Exercise: Copy out every line of the records where the string "εἶνε" occurs.
----- Raw records
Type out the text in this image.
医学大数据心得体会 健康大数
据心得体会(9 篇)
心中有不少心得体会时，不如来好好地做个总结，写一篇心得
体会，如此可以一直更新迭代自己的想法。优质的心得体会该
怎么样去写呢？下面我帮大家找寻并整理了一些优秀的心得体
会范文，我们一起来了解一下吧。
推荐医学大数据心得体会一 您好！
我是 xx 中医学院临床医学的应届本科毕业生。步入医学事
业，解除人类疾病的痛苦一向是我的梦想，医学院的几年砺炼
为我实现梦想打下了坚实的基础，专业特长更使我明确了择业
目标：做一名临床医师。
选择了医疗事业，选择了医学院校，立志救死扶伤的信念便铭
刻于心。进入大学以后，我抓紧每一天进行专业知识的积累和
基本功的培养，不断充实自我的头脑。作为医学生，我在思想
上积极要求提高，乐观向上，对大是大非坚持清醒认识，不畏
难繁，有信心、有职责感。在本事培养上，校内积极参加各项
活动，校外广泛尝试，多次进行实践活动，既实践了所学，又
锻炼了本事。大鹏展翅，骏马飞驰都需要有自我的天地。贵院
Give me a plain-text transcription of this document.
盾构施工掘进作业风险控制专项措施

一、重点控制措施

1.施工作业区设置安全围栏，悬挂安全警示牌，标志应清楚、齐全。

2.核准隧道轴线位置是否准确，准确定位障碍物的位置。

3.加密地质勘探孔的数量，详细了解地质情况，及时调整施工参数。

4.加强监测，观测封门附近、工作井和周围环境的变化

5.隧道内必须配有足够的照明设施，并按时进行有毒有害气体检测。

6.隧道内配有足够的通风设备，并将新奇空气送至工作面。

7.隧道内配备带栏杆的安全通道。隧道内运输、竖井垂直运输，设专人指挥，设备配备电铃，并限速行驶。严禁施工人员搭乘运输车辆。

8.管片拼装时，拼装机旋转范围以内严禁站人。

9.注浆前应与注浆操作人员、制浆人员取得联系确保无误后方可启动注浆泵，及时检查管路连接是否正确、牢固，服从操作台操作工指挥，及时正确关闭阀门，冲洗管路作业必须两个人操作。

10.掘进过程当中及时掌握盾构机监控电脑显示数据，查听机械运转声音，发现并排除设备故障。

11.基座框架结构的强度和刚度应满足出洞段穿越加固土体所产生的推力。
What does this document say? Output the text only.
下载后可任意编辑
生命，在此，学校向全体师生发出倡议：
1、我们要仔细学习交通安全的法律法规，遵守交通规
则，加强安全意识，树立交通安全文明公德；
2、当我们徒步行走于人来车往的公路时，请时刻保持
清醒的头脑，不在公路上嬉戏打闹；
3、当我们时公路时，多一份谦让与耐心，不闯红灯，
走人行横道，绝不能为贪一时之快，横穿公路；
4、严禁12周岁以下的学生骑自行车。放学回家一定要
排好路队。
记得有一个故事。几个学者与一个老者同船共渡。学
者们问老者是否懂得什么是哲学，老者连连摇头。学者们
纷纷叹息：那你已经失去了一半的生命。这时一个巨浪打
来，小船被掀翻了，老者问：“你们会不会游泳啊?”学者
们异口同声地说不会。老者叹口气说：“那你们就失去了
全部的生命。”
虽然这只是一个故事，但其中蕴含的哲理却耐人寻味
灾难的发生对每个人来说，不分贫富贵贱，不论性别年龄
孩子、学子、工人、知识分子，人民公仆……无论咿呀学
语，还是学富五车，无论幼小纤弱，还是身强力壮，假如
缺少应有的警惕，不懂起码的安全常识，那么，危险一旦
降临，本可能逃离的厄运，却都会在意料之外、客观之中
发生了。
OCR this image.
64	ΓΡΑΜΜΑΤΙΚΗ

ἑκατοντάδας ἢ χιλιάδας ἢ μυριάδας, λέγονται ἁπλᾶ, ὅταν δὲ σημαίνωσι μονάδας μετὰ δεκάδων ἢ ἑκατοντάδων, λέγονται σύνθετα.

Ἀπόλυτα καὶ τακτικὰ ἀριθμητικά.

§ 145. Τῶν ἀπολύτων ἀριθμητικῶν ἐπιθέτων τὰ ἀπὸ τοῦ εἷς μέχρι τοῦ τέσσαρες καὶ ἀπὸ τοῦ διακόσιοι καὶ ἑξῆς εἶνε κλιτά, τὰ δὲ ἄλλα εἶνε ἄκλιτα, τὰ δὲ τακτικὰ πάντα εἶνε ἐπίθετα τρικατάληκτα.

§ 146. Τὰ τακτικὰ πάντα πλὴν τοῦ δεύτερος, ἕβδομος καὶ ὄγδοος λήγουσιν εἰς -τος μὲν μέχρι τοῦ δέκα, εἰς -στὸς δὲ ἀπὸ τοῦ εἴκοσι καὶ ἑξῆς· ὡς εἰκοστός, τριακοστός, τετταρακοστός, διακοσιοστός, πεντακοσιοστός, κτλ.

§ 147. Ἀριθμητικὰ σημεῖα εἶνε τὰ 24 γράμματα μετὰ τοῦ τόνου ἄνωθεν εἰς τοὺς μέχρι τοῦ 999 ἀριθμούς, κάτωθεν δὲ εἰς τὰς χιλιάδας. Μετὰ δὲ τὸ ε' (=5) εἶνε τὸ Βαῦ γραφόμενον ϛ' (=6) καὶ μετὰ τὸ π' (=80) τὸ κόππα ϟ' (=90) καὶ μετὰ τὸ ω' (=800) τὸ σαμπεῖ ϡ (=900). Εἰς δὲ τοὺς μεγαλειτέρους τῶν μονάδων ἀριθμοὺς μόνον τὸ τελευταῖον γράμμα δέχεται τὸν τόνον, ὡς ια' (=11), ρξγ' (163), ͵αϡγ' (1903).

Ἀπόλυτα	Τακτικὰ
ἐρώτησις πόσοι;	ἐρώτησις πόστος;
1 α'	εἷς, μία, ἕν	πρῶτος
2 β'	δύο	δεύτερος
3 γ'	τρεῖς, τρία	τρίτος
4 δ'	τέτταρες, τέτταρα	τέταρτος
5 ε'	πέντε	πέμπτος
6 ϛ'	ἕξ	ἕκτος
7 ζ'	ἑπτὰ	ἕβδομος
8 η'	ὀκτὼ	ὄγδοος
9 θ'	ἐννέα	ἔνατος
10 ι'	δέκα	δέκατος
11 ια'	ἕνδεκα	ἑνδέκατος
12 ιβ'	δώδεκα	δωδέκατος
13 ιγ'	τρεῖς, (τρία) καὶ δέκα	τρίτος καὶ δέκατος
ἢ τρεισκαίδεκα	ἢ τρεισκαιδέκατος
----------
Written solution:
§ 145. Τῶν ἀπολύτων ἀριθμητικῶν ἐπιθέτων τὰ ἀπὸ τοῦ εἷς μέχρι τοῦ τέσσαρες καὶ ἀπὸ τοῦ διακόσιοι καὶ ἑξῆς εἶνε κλιτά, τὰ δὲ ἄλλα εἶνε ἄκλιτα, τὰ δὲ τακτικὰ πάντα εἶνε ἐπίθετα τρικατάληκτα.
§ 147. Ἀριθμητικὰ σημεῖα εἶνε τὰ 24 γράμματα μετὰ τοῦ τόνου ἄνωθεν εἰς τοὺς μέχρι τοῦ 999 ἀριθμούς, κάτωθεν δὲ εἰς τὰς χιλιάδας. Μετὰ δὲ τὸ ε' (=5) εἶνε τὸ Βαῦ γραφόμενον ϛ' (=6) καὶ μετὰ τὸ π' (=80) τὸ κόππα ϟ' (=90) καὶ μετὰ τὸ ω' (=800) τὸ σαμπεῖ ϡ (=900). Εἰς δὲ τοὺς μεγαλειτέρους τῶν μονάδων ἀριθμοὺς μόνον τὸ τελευταῖον γράμμα δέχεται τὸν τόνον, ὡς ια' (=11), ρξγ' (163), ͵αϡγ' (1903).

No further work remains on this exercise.